(Required work)
Quote every line below exactly as it reads.

Begin Records to use

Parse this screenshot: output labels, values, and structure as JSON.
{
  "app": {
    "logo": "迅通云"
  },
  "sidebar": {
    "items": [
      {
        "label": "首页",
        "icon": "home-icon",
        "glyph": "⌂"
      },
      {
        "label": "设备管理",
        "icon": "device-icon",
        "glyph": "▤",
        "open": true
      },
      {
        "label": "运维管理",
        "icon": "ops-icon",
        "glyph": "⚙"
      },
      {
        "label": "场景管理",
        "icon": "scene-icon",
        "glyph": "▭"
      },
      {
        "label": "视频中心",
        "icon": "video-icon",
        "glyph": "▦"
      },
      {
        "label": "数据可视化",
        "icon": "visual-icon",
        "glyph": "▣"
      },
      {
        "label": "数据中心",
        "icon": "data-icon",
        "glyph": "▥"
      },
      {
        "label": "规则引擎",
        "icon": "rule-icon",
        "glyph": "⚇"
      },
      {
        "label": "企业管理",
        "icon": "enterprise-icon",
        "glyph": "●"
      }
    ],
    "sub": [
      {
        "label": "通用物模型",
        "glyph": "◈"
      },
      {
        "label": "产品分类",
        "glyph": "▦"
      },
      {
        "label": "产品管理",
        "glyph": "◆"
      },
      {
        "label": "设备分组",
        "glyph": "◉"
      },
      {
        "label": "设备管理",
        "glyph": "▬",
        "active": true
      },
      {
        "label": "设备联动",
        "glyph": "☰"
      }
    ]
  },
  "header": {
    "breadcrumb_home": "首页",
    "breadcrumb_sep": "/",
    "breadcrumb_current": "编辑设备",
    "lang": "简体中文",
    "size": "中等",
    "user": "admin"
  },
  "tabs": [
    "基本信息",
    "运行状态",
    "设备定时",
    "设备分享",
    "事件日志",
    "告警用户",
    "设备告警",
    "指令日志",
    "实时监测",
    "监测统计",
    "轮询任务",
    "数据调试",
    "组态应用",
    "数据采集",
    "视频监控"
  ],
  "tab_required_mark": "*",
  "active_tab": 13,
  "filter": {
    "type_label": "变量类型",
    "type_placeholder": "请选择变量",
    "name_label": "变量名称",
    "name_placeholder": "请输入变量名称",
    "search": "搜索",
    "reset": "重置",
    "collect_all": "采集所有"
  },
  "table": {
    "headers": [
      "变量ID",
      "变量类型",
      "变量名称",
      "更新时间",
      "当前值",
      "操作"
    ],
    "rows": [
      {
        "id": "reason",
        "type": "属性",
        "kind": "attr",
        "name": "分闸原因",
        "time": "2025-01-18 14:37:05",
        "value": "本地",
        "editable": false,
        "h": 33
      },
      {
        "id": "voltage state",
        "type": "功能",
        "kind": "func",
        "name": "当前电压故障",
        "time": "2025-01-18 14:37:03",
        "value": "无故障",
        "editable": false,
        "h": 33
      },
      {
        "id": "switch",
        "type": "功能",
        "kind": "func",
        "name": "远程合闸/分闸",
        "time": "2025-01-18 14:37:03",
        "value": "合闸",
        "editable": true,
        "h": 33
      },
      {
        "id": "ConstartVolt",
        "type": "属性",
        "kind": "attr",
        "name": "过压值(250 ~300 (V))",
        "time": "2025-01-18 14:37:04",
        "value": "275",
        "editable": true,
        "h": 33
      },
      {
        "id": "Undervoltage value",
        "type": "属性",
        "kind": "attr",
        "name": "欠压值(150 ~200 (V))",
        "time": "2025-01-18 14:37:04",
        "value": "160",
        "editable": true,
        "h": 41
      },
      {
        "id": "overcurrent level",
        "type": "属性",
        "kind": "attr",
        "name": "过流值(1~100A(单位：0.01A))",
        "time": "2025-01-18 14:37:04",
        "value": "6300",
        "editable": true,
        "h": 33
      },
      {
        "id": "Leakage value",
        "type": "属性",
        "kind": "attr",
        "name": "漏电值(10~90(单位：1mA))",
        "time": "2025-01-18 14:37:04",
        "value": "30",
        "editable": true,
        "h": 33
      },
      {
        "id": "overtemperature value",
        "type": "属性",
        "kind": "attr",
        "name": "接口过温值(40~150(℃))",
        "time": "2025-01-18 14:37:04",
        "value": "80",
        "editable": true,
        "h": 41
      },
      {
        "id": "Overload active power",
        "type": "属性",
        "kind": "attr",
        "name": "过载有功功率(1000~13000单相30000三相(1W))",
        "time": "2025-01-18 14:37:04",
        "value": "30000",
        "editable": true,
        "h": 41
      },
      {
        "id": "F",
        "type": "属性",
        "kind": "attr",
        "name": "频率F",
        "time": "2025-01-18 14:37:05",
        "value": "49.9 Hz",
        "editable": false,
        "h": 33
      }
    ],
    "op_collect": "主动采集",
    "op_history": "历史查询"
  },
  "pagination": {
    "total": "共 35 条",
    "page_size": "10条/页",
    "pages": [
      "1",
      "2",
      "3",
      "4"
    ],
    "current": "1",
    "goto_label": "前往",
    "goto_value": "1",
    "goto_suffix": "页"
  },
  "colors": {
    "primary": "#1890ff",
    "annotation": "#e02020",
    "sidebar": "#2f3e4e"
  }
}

End Records to use

(Correct response)
Parse this screenshot: output labels, values, and structure as JSON.
{
  "app": {
    "logo": "迅通云"
  },
  "sidebar": {
    "items": [
      {
        "label": "首页",
        "icon": "home-icon",
        "glyph": "⌂"
      },
      {
        "label": "设备管理",
        "icon": "device-icon",
        "glyph": "▤",
        "open": true
      },
      {
        "label": "运维管理",
        "icon": "ops-icon",
        "glyph": "⚙"
      },
      {
        "label": "场景管理",
        "icon": "scene-icon",
        "glyph": "▭"
      },
      {
        "label": "视频中心",
        "icon": "video-icon",
        "glyph": "▦"
      },
      {
        "label": "数据可视化",
        "icon": "visual-icon",
        "glyph": "▣"
      },
      {
        "label": "数据中心",
        "icon": "data-icon",
        "glyph": "▥"
      },
      {
        "label": "规则引擎",
        "icon": "rule-icon",
        "glyph": "⚇"
      },
      {
        "label": "企业管理",
        "icon": "enterprise-icon",
        "glyph": "●"
      }
    ],
    "sub": [
      {
        "label": "通用物模型",
        "glyph": "◈"
      },
      {
        "label": "产品分类",
        "glyph": "▦"
      },
      {
        "label": "产品管理",
        "glyph": "◆"
      },
      {
        "label": "设备分组",
        "glyph": "◉"
      },
      {
        "label": "设备管理",
        "glyph": "▬",
        "active": true
      },
      {
        "label": "设备联动",
        "glyph": "☰"
      }
    ]
  },
  "header": {
    "breadcrumb_home": "首页",
    "breadcrumb_sep": "/",
    "breadcrumb_current": "编辑设备",
    "lang": "简体中文",
    "size": "中等",
    "user": "admin"
  },
  "tabs": [
    "基本信息",
    "运行状态",
    "设备定时",
    "设备分享",
    "事件日志",
    "告警用户",
    "设备告警",
    "指令日志",
    "实时监测",
    "监测统计",
    "轮询任务",
    "数据调试",
    "组态应用",
    "数据采集",
    "视频监控"
  ],
  "tab_required_mark": "*",
  "active_tab": 13,
  "filter": {
    "type_label": "变量类型",
    "type_placeholder": "请选择变量",
    "name_label": "变量名称",
    "name_placeholder": "请输入变量名称",
    "search": "搜索",
    "reset": "重置",
    "collect_all": "采集所有"
  },
  "table": {
    "headers": [
      "变量ID",
      "变量类型",
      "变量名称",
      "更新时间",
      "当前值",
      "操作"
    ],
    "rows": [
      {
        "id": "reason",
        "type": "属性",
        "kind": "attr",
        "name": "分闸原因",
        "time": "2025-01-18 14:37:05",
        "value": "本地",
        "editable": false,
        "h": 33
      },
      {
        "id": "voltage state",
        "type": "功能",
        "kind": "func",
        "name": "当前电压故障",
        "time": "2025-01-18 14:37:03",
        "value": "无故障",
        "editable": false,
        "h": 33
      },
      {
        "id": "switch",
        "type": "功能",
        "kind": "func",
        "name": "远程合闸/分闸",
        "time": "2025-01-18 14:37:03",
        "value": "合闸",
        "editable": true,
        "h": 33
      },
      {
        "id": "ConstartVolt",
        "type": "属性",
        "kind": "attr",
        "name": "过压值(250 ~300 (V))",
        "time": "2025-01-18 14:37:04",
        "value": "275",
        "editable": true,
        "h": 33
      },
      {
        "id": "Undervoltage value",
        "type": "属性",
        "kind": "attr",
        "name": "欠压值(150 ~200 (V))",
        "time": "2025-01-18 14:37:04",
        "value": "160",
        "editable": true,
        "h": 41
      },
      {
        "id": "overcurrent level",
        "type": "属性",
        "kind": "attr",
        "name": "过流值(1~100A(单位：0.01A))",
        "time": "2025-01-18 14:37:04",
        "value": "6300",
        "editable": true,
        "h": 33
      },
      {
        "id": "Leakage value",
        "type": "属性",
        "kind": "attr",
        "name": "漏电值(10~90(单位：1mA))",
        "time": "2025-01-18 14:37:04",
        "value": "30",
        "editable": true,
        "h": 33
      },
      {
        "id": "overtemperature value",
        "type": "属性",
        "kind": "attr",
        "name": "接口过温值(40~150(℃))",
        "time": "2025-01-18 14:37:04",
        "value": "80",
        "editable": true,
        "h": 41
      },
      {
        "id": "Overload active power",
        "type": "属性",
        "kind": "attr",
        "name": "过载有功功率(1000~13000单相30000三相(1W))",
        "time": "2025-01-18 14:37:04",
        "value": "30000",
        "editable": true,
        "h": 41
      },
      {
        "id": "F",
        "type": "属性",
        "kind": "attr",
        "name": "频率F",
        "time": "2025-01-18 14:37:05",
        "value": "49.9 Hz",
        "editable": false,
        "h": 33
      }
    ],
    "op_collect": "主动采集",
    "op_history": "历史查询"
  },
  "pagination": {
    "total": "共 35 条",
    "page_size": "10条/页",
    "pages": [
      "1",
      "2",
      "3",
      "4"
    ],
    "current": "1",
    "goto_label": "前往",
    "goto_value": "1",
    "goto_suffix": "页"
  },
  "colors": {
    "primary": "#1890ff",
    "annotation": "#e02020",
    "sidebar": "#2f3e4e"
  }
}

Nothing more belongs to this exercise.